------ Document ------

Du côté des Rochelais, même héroïsme ; à Pâques de l'année 1628, la ville élut son maire ; elle choisit Guiton, et Guiton accepta, à condition qu'il aurait le droit de poignarder le premier qui oserait parler de se rendre.

Tout l'espoir de la ville était dans l'arrivée des Anglais ; car Rohan, rappelé vers les Cévennes, ne pouvait rien pour La Rochelle.

Le 11 mai 1628, Lord Denbigh parut, en effet, en vue de La Rochelle avec 66 vaisseaux mal équipés ; mais la digue était déjà si formidable qu'il n'osa l'attaquer. Après avoir inutilement louvoyé pendant huit jours en vue de la malheureuse ville, il reprit le chemin de Portsmouth.

Les Rochelais voulurent expulser les bouches inutiles. Les troupes du roi renvoyèrent à coups de fouet les expulsés vers la ville.

Le 18 septembre, le comte de Lindsay parut, encore une fois, devant Saint-Martin de Ré.

Le 30 septembre, les Anglais avancèrent contre la digue.

Le 3 octobre, eut lieu un grand combat entre la flotte anglaise, les vaisseaux de France commandés par le commandeur de Valençay, les batteries de la côte et de la digue.

Les brûlots anglais furent coulés ou échoués par les chaloupes françaises, qui les allèrent chercher sous le feu des gros navires. Un vaisseau chargé d'artifices fut coulé par le vaisseau-amiral de France. Une sortie désespérée des Rochelais fut repoussée.

Le 4 octobre, nouvelle bataille et nouvel insuccès des assaillants.

Le 5, une tempête obligea les Anglais à se retirer sous l'île d'Aix.

Lord Lindsay, ne pouvant délivrer La Rochelle, essaya de négocier et offrit à Louis XIII la médiation du roi d'Angleterre.

Le cardinal répondit que le roi ne pouvait admettre la médiation d'un prince étranger entre lui et ses sujets : une trêve de quinze jours fut conclue, et avant qu'elle eût expiré, la ville avait capitulé.

La Rochelle n'était plus qu'un charnier. Quinze mille personnes avaient péri. De toute la garnison, il ne restait plus que 64 Français et 90 Anglais.

La capitulation fut signée, le 28 octobre, sous forme de Lettres de pardon.

------ Données fournies ------

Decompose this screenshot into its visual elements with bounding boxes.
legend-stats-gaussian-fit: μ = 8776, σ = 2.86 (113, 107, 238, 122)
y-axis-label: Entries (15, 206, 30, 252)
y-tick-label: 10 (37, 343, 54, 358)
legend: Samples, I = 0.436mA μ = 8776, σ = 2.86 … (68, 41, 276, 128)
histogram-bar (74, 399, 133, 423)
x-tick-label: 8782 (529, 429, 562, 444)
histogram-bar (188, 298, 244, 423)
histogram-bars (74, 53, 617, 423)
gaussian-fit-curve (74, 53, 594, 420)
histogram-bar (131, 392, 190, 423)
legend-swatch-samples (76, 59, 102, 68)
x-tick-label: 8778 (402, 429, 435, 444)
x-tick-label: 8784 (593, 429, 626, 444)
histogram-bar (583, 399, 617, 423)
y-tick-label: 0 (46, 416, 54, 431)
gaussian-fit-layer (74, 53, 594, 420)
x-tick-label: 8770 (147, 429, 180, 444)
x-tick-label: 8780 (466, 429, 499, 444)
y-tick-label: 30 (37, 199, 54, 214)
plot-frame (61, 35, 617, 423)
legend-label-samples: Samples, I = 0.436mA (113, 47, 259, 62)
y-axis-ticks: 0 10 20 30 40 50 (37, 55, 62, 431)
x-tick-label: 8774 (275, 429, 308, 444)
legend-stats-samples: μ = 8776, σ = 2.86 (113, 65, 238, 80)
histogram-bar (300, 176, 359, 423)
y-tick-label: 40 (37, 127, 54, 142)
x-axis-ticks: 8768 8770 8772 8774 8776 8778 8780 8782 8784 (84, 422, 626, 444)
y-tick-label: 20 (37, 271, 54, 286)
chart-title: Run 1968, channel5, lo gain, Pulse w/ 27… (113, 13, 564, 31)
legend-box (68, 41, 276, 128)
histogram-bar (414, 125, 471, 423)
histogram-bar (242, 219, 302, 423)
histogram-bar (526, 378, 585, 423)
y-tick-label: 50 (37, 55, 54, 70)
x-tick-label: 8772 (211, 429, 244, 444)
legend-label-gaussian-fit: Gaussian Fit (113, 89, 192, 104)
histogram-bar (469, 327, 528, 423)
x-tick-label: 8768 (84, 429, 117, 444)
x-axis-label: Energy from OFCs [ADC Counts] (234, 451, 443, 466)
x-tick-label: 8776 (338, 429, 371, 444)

------

* Travail demandé *
Mettez à jour le texte sur le siège de La Rochelle, tout ce qui va de "Le 30 septembre, les" jusqu'à "Rochelais fut repoussée.", en remplaçant "chaloupes" par "embarcations".

* Corrigé *
Le 30 septembre, les Anglais avancèrent contre la digue.

Le 3 octobre, eut lieu un grand combat entre la flotte anglaise, les vaisseaux de France commandés par le commandeur de Valençay, les batteries de la côte et de la digue.

Les brûlots anglais furent coulés ou échoués par les embarcations françaises, qui les allèrent chercher sous le feu des gros navires. Un vaisseau chargé d'artifices fut coulé par le vaisseau-amiral de France. Une sortie désespérée des Rochelais fut repoussée.